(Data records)
********************
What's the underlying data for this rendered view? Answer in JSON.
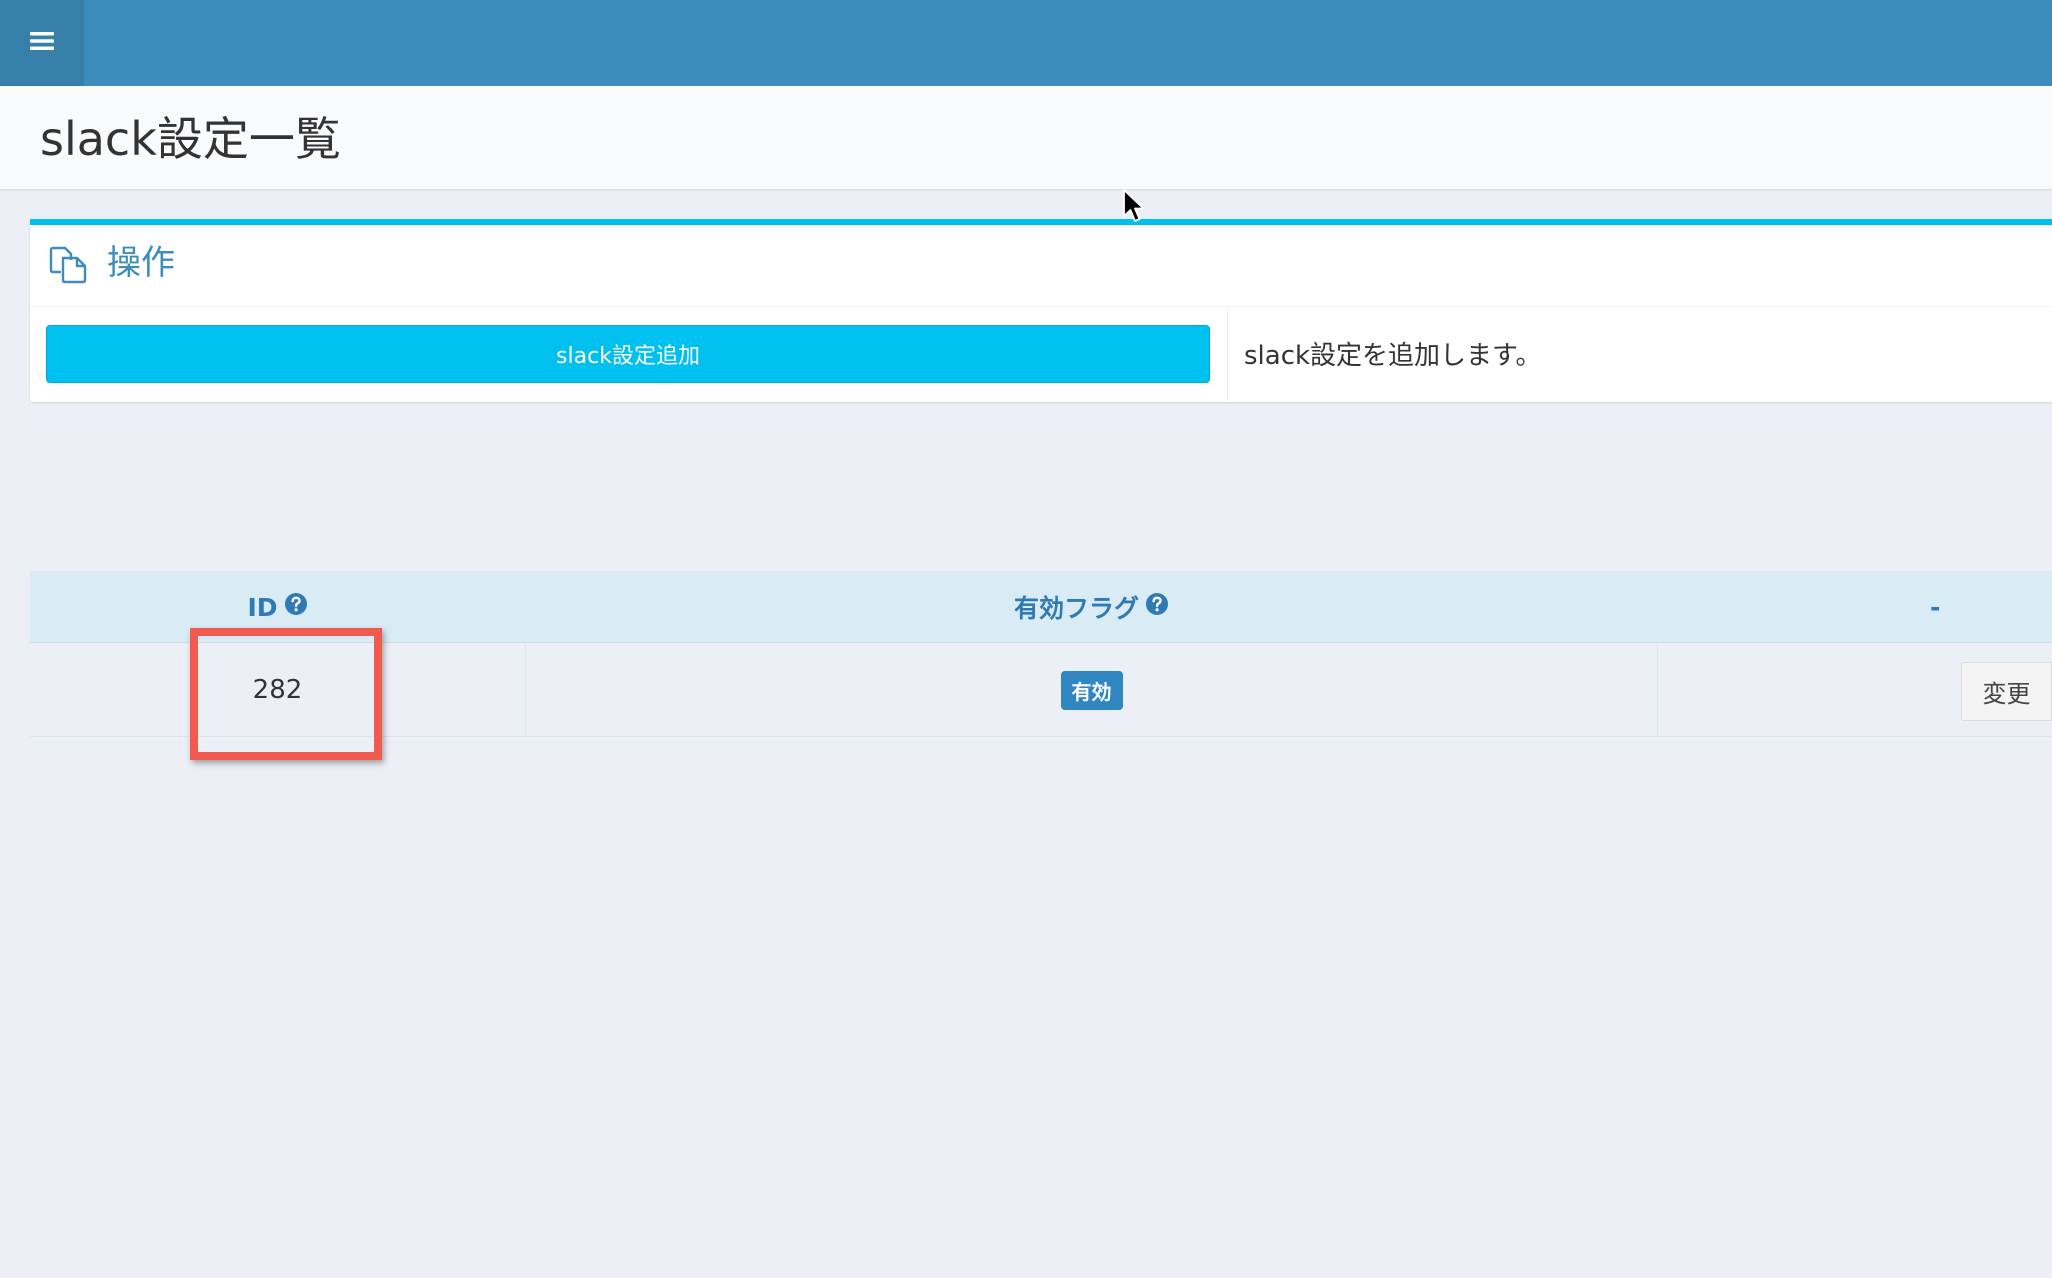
{
  "header": {
    "menu_icon": "hamburger-icon",
    "page_title": "slack設定一覧",
    "colors": {
      "topbar": "#3c8dbc",
      "toggle": "#367fa9"
    }
  },
  "operations": {
    "icon": "copy-icon",
    "title": "操作",
    "add_button_label": "slack設定追加",
    "add_description": "slack設定を追加します。",
    "accent_color": "#00c0ef"
  },
  "table": {
    "columns": [
      {
        "label": "ID",
        "help_icon": "question-circle-icon"
      },
      {
        "label": "有効フラグ",
        "help_icon": "question-circle-icon"
      },
      {
        "label": "-"
      }
    ],
    "rows": [
      {
        "id": "282",
        "status_badge": "有効",
        "action_label": "変更"
      }
    ]
  },
  "annotation": {
    "highlight_color": "#f05a4f"
  }
}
********************
Set the listing down in full and exactly. Pictures within it should not appear in the copy.

Final answer:
What's the underlying data for this rendered view? Answer in JSON.
{
  "header": {
    "menu_icon": "hamburger-icon",
    "page_title": "slack設定一覧",
    "colors": {
      "topbar": "#3c8dbc",
      "toggle": "#367fa9"
    }
  },
  "operations": {
    "icon": "copy-icon",
    "title": "操作",
    "add_button_label": "slack設定追加",
    "add_description": "slack設定を追加します。",
    "accent_color": "#00c0ef"
  },
  "table": {
    "columns": [
      {
        "label": "ID",
        "help_icon": "question-circle-icon"
      },
      {
        "label": "有効フラグ",
        "help_icon": "question-circle-icon"
      },
      {
        "label": "-"
      }
    ],
    "rows": [
      {
        "id": "282",
        "status_badge": "有効",
        "action_label": "変更"
      }
    ]
  },
  "annotation": {
    "highlight_color": "#f05a4f"
  }
}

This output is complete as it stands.